▸ Instruction: Transcribe precisely those lines of the listing that fall between the line containing "Convert this document image to plain text." and the last line, inclusive of both.
── Raw data ──
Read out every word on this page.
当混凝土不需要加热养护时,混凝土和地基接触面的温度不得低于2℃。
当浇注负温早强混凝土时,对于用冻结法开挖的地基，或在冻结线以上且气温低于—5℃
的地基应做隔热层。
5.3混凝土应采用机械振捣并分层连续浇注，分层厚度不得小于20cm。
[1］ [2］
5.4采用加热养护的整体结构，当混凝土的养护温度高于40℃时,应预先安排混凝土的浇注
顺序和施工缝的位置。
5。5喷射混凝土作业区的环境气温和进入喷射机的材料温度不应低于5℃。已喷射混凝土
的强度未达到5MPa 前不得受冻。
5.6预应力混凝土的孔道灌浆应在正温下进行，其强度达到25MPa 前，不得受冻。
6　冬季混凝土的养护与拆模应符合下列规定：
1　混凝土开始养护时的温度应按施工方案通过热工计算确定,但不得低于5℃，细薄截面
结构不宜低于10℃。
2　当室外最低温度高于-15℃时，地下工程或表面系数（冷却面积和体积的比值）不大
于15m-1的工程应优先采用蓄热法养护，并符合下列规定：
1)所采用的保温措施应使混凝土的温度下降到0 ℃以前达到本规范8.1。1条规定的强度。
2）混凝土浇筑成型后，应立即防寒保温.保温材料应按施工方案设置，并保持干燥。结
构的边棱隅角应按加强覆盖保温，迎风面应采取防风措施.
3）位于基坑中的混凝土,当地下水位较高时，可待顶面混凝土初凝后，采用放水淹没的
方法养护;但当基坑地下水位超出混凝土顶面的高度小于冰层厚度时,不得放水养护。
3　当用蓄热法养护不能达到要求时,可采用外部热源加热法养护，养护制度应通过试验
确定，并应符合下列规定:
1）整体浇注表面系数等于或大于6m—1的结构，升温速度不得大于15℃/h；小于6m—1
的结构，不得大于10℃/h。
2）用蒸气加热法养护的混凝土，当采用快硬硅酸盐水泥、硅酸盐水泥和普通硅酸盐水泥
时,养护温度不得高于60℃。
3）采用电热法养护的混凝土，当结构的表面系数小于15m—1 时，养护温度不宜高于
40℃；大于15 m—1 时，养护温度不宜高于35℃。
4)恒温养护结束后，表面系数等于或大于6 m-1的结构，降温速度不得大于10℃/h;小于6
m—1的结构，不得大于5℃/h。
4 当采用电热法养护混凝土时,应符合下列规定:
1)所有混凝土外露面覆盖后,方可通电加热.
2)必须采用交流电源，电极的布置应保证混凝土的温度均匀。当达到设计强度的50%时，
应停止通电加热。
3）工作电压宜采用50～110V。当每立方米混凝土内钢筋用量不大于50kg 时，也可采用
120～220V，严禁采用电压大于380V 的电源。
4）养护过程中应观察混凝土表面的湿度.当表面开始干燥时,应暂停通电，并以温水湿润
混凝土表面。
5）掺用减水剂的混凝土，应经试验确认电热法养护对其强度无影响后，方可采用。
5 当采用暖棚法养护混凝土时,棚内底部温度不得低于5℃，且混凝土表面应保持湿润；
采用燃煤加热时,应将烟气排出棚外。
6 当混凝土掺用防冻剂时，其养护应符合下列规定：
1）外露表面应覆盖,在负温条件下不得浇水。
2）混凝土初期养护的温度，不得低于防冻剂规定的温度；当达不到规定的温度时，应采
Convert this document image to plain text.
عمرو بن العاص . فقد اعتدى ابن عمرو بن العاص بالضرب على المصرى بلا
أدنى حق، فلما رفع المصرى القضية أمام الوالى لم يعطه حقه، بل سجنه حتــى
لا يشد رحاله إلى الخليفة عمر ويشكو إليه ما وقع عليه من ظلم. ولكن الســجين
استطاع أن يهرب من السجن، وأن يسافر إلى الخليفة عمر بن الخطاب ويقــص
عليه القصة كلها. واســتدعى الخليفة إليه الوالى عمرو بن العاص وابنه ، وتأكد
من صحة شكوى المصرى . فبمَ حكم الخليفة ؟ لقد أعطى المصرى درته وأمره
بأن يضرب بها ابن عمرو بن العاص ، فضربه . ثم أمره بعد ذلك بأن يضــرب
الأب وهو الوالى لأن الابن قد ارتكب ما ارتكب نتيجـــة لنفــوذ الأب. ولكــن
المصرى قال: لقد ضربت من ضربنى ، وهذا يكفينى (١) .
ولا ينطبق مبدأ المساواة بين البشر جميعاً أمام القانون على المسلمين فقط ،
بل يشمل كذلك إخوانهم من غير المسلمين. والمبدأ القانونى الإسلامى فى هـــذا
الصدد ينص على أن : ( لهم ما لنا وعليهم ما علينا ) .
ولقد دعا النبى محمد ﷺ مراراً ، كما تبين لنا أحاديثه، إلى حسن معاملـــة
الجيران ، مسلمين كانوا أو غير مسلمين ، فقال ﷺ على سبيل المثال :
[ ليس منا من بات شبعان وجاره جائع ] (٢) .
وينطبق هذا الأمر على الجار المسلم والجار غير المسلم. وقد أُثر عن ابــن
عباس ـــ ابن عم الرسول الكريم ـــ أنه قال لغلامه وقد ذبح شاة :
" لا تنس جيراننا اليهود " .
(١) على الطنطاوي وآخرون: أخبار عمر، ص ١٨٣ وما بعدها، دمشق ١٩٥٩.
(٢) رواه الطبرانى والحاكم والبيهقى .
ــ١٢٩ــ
───
▸ Exercise response:
Convert this document image to plain text.
عمرو بن العاص . فقد اعتدى ابن عمرو بن العاص بالضرب على المصرى بلا
أدنى حق، فلما رفع المصرى القضية أمام الوالى لم يعطه حقه، بل سجنه حتــى
لا يشد رحاله إلى الخليفة عمر ويشكو إليه ما وقع عليه من ظلم. ولكن الســجين
استطاع أن يهرب من السجن، وأن يسافر إلى الخليفة عمر بن الخطاب ويقــص
عليه القصة كلها. واســتدعى الخليفة إليه الوالى عمرو بن العاص وابنه ، وتأكد
من صحة شكوى المصرى . فبمَ حكم الخليفة ؟ لقد أعطى المصرى درته وأمره
بأن يضرب بها ابن عمرو بن العاص ، فضربه . ثم أمره بعد ذلك بأن يضــرب
الأب وهو الوالى لأن الابن قد ارتكب ما ارتكب نتيجـــة لنفــوذ الأب. ولكــن
المصرى قال: لقد ضربت من ضربنى ، وهذا يكفينى (١) .
ولا ينطبق مبدأ المساواة بين البشر جميعاً أمام القانون على المسلمين فقط ،
بل يشمل كذلك إخوانهم من غير المسلمين. والمبدأ القانونى الإسلامى فى هـــذا
الصدد ينص على أن : ( لهم ما لنا وعليهم ما علينا ) .
ولقد دعا النبى محمد ﷺ مراراً ، كما تبين لنا أحاديثه، إلى حسن معاملـــة
الجيران ، مسلمين كانوا أو غير مسلمين ، فقال ﷺ على سبيل المثال :
[ ليس منا من بات شبعان وجاره جائع ] (٢) .
وينطبق هذا الأمر على الجار المسلم والجار غير المسلم. وقد أُثر عن ابــن
عباس ـــ ابن عم الرسول الكريم ـــ أنه قال لغلامه وقد ذبح شاة :
" لا تنس جيراننا اليهود " .
(١) على الطنطاوي وآخرون: أخبار عمر، ص ١٨٣ وما بعدها، دمشق ١٩٥٩.
(٢) رواه الطبرانى والحاكم والبيهقى .
ــ١٢٩ــ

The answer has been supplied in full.